- **Task directions**: Lines containing the string "JSON" are to be counted; report the number and nothing more.

- **Data entries**:
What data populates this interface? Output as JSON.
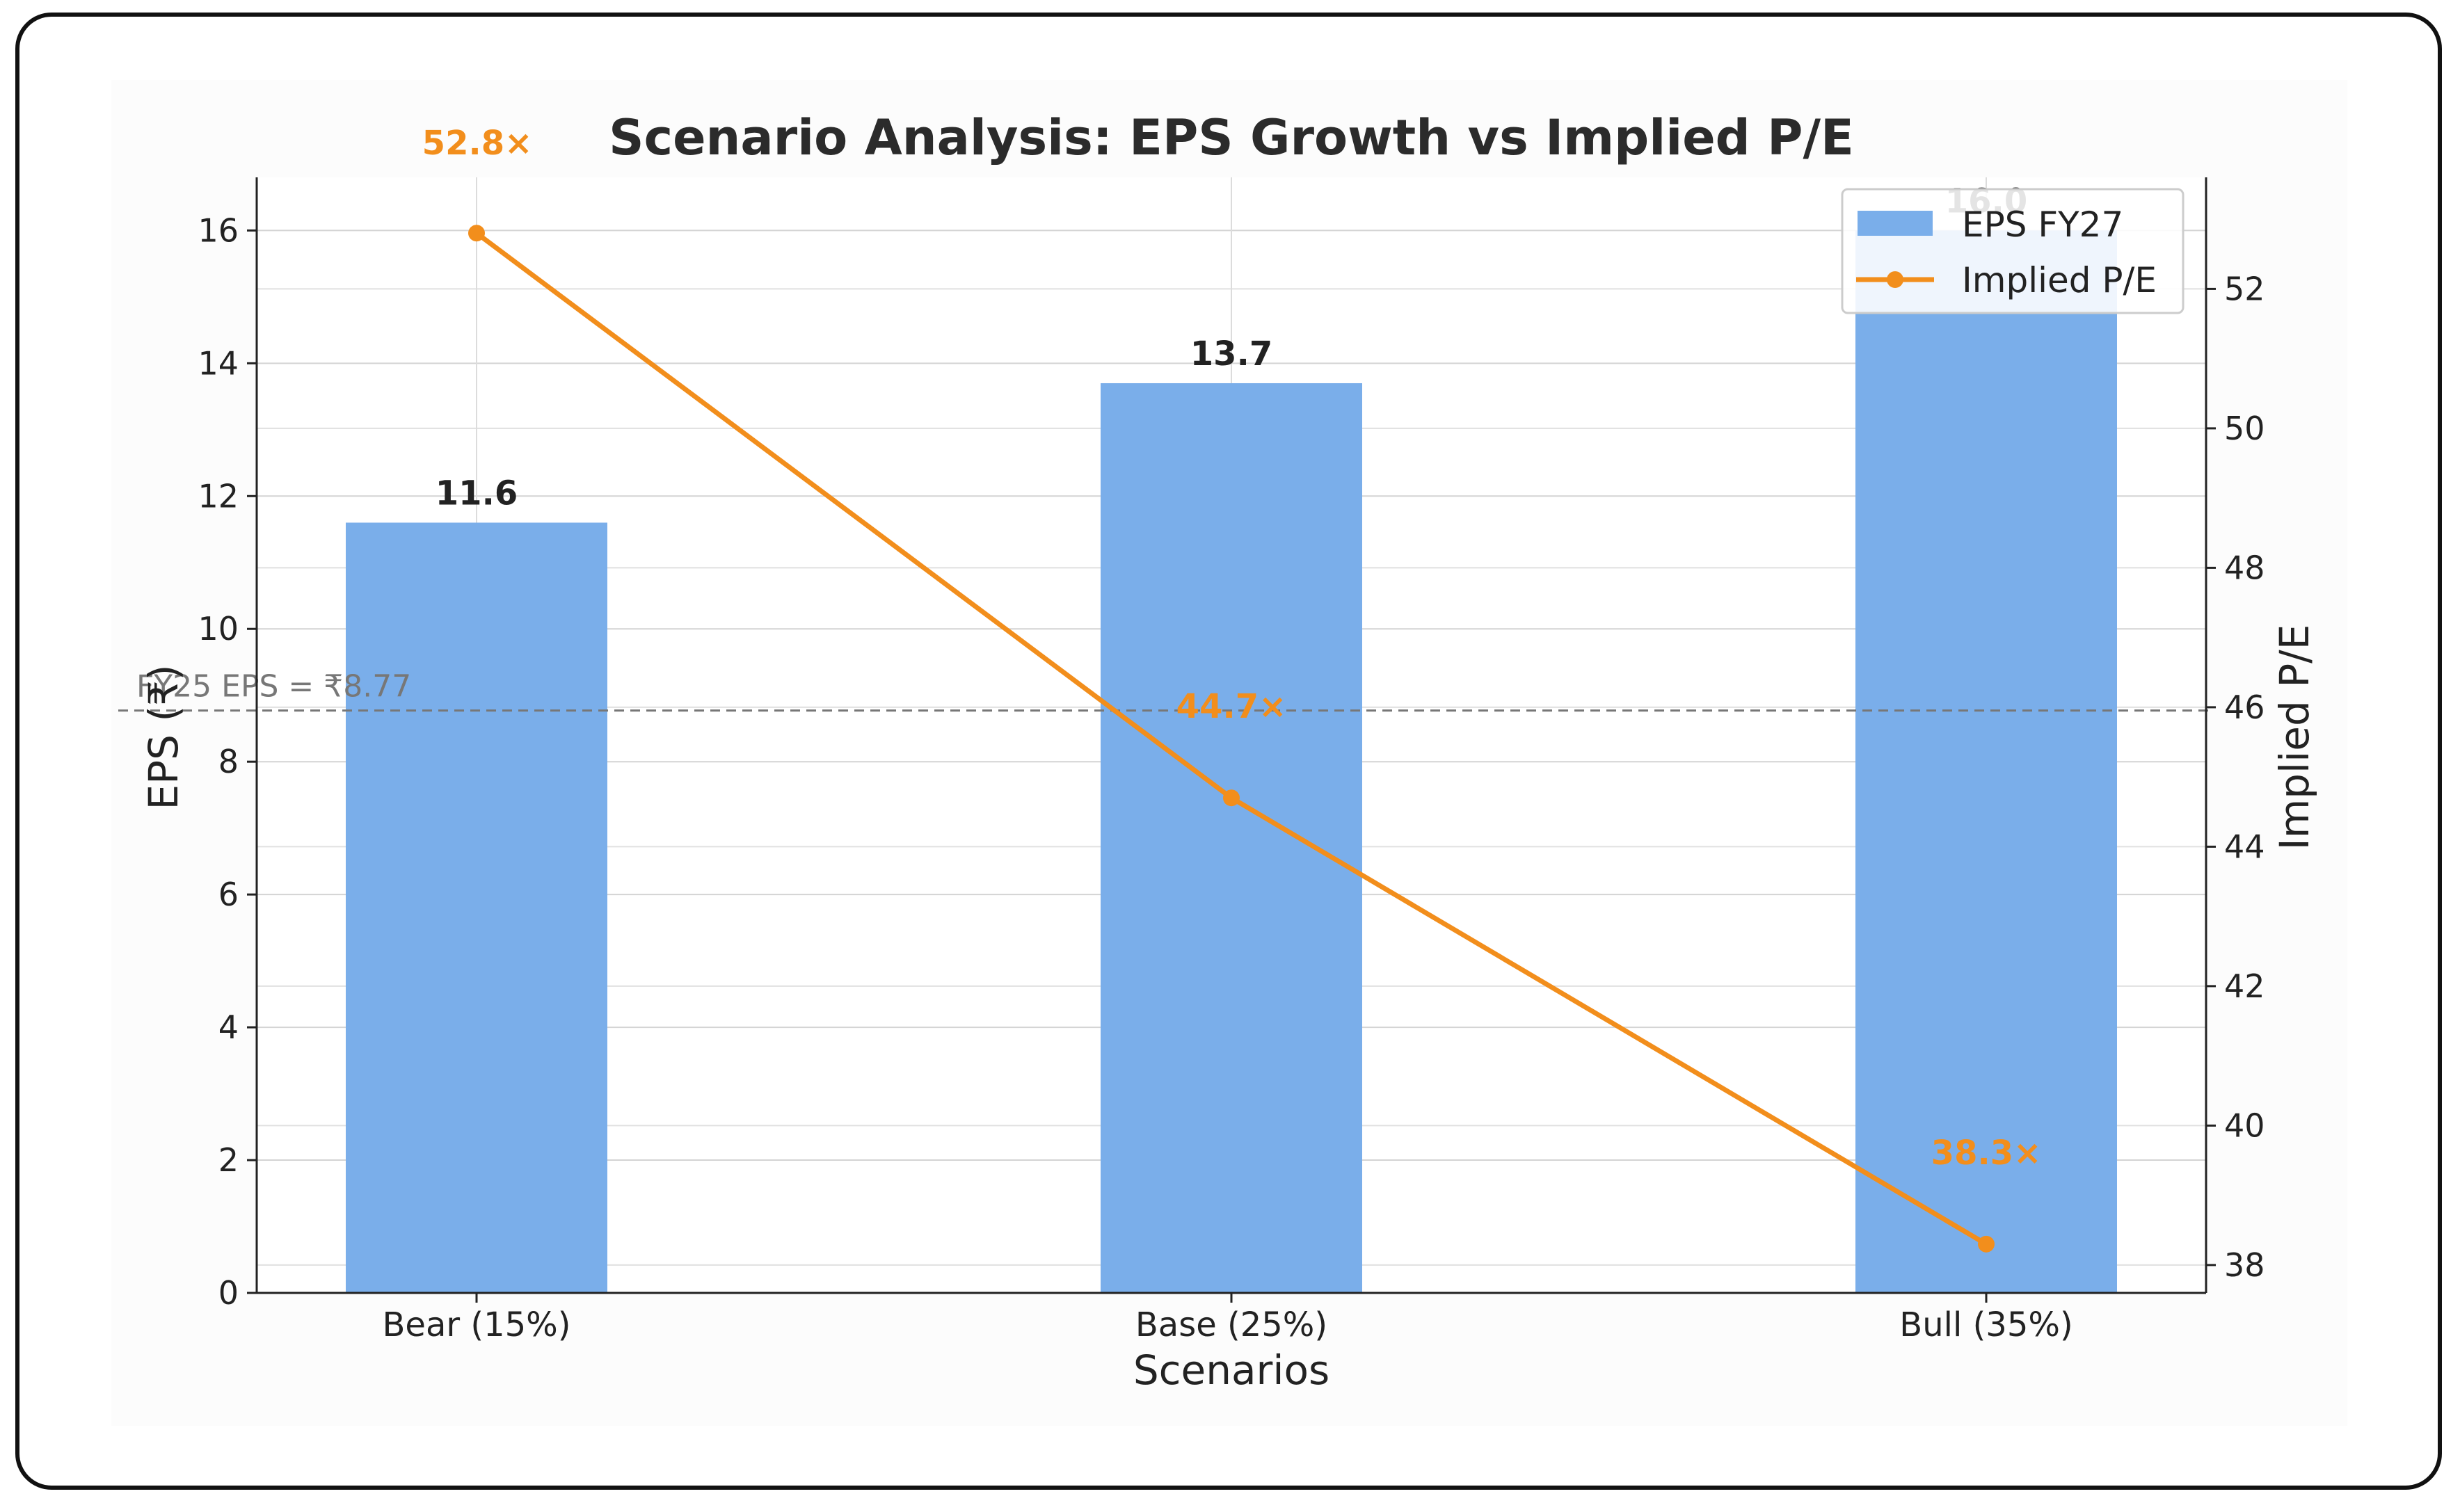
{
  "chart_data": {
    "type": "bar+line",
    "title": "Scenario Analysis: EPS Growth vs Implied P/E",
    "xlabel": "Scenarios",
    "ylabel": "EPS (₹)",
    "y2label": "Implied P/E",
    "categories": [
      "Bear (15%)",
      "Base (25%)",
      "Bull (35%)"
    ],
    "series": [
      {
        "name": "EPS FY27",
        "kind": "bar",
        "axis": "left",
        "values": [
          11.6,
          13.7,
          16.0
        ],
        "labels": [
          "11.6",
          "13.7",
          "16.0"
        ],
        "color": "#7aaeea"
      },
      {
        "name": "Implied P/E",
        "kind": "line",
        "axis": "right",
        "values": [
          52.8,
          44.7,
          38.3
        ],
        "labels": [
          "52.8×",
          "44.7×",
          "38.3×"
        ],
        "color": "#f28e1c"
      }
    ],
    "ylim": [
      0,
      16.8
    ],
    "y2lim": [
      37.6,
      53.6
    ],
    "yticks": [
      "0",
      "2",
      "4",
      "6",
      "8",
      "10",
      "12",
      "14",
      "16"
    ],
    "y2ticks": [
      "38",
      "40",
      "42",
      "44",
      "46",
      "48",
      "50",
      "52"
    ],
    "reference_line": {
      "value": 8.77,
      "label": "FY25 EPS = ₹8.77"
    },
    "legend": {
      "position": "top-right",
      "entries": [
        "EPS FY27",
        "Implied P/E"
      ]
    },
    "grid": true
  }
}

==

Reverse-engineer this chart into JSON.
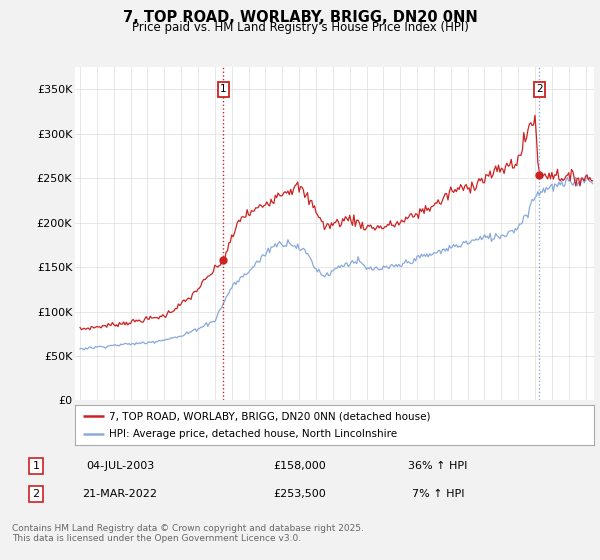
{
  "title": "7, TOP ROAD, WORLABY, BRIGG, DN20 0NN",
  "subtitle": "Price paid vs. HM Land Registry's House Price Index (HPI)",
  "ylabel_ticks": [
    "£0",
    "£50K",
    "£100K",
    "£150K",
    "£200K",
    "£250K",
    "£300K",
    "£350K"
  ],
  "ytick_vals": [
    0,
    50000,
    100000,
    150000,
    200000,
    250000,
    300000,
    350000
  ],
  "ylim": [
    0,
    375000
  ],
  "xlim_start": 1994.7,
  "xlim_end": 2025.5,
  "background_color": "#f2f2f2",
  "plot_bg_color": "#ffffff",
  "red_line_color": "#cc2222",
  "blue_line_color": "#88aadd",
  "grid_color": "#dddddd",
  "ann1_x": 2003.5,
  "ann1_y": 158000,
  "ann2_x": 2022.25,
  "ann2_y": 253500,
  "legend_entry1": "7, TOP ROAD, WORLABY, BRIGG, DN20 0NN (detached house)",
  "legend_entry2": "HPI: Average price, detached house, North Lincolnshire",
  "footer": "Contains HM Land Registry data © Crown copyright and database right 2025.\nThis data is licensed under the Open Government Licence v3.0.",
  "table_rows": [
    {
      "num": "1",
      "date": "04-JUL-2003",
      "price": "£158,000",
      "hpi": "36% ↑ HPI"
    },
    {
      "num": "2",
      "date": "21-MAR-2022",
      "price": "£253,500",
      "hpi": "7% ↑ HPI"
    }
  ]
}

- **Output below**: 2